── Data listing ──
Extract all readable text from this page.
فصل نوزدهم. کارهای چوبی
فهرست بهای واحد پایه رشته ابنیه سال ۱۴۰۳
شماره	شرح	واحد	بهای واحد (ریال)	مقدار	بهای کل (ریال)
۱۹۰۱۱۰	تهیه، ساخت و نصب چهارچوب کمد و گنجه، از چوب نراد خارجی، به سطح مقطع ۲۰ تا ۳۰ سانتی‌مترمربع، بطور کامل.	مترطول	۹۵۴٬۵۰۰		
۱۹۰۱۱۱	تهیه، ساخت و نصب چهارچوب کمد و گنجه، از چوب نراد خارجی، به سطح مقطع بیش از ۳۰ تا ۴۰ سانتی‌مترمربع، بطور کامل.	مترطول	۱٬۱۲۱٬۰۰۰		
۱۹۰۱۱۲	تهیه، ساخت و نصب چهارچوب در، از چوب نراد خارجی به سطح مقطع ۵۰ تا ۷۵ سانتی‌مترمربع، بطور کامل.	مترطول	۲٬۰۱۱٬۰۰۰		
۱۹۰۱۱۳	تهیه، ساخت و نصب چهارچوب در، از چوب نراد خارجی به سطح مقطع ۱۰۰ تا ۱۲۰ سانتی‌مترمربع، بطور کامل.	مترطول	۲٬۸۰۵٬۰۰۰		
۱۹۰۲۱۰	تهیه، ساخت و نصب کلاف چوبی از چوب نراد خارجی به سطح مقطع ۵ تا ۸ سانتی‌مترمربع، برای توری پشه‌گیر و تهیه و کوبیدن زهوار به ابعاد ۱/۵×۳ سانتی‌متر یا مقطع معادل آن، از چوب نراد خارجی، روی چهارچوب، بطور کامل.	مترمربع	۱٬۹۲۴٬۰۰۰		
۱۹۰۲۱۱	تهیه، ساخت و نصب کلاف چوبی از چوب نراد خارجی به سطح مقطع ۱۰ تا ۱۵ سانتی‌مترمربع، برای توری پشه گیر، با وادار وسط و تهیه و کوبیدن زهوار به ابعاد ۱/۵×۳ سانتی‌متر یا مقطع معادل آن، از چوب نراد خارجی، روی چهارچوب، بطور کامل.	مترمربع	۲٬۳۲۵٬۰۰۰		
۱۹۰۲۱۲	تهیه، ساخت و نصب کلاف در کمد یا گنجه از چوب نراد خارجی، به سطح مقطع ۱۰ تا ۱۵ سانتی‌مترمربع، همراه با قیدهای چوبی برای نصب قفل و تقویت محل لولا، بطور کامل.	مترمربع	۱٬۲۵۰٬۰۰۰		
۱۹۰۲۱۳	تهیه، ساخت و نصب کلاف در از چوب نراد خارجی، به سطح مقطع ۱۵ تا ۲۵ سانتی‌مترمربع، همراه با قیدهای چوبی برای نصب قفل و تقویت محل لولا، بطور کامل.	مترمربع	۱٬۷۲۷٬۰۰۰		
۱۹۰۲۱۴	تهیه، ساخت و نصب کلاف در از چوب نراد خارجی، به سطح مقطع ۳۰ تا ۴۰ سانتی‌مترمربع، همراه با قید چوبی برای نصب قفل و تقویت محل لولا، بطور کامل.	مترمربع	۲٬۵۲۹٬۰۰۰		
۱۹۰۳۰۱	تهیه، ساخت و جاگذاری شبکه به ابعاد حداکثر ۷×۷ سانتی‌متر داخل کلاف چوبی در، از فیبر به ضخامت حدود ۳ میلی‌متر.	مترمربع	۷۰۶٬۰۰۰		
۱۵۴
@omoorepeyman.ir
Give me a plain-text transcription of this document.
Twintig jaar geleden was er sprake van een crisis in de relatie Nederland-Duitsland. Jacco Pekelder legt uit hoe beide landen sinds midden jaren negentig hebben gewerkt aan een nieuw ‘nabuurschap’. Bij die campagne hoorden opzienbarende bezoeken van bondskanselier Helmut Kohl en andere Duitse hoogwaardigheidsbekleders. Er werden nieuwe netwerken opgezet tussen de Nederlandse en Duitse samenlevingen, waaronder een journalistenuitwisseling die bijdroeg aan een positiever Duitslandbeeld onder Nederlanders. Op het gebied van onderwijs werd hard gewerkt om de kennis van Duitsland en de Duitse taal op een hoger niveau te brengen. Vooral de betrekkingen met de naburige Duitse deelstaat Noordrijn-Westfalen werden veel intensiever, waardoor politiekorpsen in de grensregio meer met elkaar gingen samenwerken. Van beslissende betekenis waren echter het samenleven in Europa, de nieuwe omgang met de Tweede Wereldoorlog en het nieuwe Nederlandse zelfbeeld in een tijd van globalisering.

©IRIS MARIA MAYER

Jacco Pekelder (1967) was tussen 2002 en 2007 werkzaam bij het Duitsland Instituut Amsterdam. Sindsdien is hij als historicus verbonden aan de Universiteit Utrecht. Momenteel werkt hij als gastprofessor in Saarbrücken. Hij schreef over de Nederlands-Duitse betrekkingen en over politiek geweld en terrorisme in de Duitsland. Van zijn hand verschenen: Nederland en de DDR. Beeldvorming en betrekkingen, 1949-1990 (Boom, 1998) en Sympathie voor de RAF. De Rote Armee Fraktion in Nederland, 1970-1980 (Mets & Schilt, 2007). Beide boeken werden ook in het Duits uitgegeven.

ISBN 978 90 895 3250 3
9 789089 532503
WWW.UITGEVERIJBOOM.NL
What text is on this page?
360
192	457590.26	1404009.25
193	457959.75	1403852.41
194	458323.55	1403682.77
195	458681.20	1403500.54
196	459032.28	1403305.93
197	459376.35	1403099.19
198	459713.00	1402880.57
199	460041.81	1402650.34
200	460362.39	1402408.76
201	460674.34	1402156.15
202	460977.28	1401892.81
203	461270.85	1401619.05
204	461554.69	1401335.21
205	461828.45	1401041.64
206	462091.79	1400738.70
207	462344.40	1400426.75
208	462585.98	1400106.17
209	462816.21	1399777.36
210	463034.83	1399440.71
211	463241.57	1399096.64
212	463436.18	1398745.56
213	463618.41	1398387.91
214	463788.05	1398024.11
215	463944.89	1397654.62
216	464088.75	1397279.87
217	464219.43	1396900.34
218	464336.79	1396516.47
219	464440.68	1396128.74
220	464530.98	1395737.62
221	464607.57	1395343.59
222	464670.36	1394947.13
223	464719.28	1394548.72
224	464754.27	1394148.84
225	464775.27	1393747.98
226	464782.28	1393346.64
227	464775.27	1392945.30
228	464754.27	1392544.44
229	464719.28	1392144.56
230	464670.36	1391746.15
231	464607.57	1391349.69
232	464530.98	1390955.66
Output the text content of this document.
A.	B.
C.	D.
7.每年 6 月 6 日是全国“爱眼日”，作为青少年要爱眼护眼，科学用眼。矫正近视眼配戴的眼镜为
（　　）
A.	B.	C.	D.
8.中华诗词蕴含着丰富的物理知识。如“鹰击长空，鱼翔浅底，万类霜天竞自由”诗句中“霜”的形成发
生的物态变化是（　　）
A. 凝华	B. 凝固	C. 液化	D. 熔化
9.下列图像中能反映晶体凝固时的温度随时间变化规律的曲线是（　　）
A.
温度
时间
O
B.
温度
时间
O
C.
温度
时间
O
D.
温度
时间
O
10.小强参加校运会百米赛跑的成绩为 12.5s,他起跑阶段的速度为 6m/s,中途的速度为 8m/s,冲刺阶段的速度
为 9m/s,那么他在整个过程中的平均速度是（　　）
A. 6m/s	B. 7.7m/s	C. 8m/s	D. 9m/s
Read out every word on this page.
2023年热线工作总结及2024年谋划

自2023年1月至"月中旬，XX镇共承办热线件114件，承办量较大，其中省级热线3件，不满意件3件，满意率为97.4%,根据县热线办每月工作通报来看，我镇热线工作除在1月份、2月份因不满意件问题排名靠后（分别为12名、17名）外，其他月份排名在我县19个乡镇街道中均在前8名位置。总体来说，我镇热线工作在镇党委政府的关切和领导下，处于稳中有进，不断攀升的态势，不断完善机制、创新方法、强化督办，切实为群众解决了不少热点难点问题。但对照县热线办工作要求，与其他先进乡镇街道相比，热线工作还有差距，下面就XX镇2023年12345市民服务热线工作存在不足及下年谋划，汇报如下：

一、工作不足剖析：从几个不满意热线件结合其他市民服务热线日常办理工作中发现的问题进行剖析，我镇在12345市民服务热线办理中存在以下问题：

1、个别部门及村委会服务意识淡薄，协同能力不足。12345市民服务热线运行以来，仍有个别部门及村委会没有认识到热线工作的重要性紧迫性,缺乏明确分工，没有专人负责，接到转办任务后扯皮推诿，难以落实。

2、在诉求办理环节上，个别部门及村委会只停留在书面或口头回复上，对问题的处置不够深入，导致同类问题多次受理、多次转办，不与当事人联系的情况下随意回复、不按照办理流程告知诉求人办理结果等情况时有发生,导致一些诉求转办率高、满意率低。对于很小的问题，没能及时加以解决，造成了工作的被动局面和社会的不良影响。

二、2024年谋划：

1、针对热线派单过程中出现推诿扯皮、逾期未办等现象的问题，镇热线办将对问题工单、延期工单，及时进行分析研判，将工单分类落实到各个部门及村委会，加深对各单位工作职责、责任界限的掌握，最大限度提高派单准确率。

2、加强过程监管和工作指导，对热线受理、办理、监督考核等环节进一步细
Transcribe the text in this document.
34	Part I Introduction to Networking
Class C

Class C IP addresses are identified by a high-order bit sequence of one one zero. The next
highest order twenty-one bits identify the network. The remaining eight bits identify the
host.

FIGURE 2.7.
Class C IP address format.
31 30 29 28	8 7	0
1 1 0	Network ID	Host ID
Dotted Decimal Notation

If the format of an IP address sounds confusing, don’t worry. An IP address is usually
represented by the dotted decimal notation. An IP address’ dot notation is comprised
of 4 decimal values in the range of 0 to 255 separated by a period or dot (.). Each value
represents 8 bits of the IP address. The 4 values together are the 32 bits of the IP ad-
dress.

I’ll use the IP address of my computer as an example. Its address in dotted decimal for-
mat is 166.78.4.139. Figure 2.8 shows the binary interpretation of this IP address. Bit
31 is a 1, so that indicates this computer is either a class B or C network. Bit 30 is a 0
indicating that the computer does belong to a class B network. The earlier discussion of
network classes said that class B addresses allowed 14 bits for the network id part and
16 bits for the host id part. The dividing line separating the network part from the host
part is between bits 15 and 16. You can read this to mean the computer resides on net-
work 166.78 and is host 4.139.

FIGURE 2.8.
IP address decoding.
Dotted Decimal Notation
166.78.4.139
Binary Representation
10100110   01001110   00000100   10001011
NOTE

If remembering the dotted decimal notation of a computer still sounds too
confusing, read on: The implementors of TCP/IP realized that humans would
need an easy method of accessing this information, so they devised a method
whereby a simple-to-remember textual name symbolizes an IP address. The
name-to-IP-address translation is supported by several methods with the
───
Work out how many lines of the data above hold the word "confusing", and write only the count.

#### [Written solution]
2